_Provided entries_
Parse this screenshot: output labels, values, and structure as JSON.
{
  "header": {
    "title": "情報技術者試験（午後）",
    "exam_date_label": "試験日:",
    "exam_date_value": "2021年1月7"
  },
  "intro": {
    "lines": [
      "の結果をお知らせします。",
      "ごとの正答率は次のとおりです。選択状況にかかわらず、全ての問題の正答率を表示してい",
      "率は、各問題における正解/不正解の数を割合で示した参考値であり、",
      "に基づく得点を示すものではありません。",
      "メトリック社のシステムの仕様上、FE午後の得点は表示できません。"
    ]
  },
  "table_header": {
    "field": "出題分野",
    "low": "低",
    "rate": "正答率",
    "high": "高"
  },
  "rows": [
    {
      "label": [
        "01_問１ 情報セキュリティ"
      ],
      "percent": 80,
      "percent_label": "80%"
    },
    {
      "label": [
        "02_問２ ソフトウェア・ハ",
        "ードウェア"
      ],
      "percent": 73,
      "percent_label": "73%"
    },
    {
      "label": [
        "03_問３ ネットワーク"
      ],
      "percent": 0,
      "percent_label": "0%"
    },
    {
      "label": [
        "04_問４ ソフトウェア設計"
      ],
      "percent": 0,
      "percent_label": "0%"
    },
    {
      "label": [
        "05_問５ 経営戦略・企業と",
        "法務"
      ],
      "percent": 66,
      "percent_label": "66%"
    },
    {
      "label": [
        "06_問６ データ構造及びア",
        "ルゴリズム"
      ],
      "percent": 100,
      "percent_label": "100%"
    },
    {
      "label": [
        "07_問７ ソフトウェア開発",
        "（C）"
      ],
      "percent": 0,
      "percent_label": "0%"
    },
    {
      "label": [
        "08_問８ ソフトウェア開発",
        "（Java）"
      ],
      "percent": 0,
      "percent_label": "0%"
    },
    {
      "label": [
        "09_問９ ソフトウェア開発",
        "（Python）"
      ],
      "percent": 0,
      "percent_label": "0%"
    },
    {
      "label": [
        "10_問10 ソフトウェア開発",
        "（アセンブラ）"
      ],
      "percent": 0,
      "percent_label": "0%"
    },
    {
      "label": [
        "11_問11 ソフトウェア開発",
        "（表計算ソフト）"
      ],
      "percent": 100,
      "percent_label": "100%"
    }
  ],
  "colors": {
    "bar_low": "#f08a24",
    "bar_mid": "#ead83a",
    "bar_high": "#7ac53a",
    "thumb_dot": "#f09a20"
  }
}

_The task_
Every line above should be printed again exactly as it stands.

_Result_
Parse this screenshot: output labels, values, and structure as JSON.
{
  "header": {
    "title": "情報技術者試験（午後）",
    "exam_date_label": "試験日:",
    "exam_date_value": "2021年1月7"
  },
  "intro": {
    "lines": [
      "の結果をお知らせします。",
      "ごとの正答率は次のとおりです。選択状況にかかわらず、全ての問題の正答率を表示してい",
      "率は、各問題における正解/不正解の数を割合で示した参考値であり、",
      "に基づく得点を示すものではありません。",
      "メトリック社のシステムの仕様上、FE午後の得点は表示できません。"
    ]
  },
  "table_header": {
    "field": "出題分野",
    "low": "低",
    "rate": "正答率",
    "high": "高"
  },
  "rows": [
    {
      "label": [
        "01_問１ 情報セキュリティ"
      ],
      "percent": 80,
      "percent_label": "80%"
    },
    {
      "label": [
        "02_問２ ソフトウェア・ハ",
        "ードウェア"
      ],
      "percent": 73,
      "percent_label": "73%"
    },
    {
      "label": [
        "03_問３ ネットワーク"
      ],
      "percent": 0,
      "percent_label": "0%"
    },
    {
      "label": [
        "04_問４ ソフトウェア設計"
      ],
      "percent": 0,
      "percent_label": "0%"
    },
    {
      "label": [
        "05_問５ 経営戦略・企業と",
        "法務"
      ],
      "percent": 66,
      "percent_label": "66%"
    },
    {
      "label": [
        "06_問６ データ構造及びア",
        "ルゴリズム"
      ],
      "percent": 100,
      "percent_label": "100%"
    },
    {
      "label": [
        "07_問７ ソフトウェア開発",
        "（C）"
      ],
      "percent": 0,
      "percent_label": "0%"
    },
    {
      "label": [
        "08_問８ ソフトウェア開発",
        "（Java）"
      ],
      "percent": 0,
      "percent_label": "0%"
    },
    {
      "label": [
        "09_問９ ソフトウェア開発",
        "（Python）"
      ],
      "percent": 0,
      "percent_label": "0%"
    },
    {
      "label": [
        "10_問10 ソフトウェア開発",
        "（アセンブラ）"
      ],
      "percent": 0,
      "percent_label": "0%"
    },
    {
      "label": [
        "11_問11 ソフトウェア開発",
        "（表計算ソフト）"
      ],
      "percent": 100,
      "percent_label": "100%"
    }
  ],
  "colors": {
    "bar_low": "#f08a24",
    "bar_mid": "#ead83a",
    "bar_high": "#7ac53a",
    "thumb_dot": "#f09a20"
  }
}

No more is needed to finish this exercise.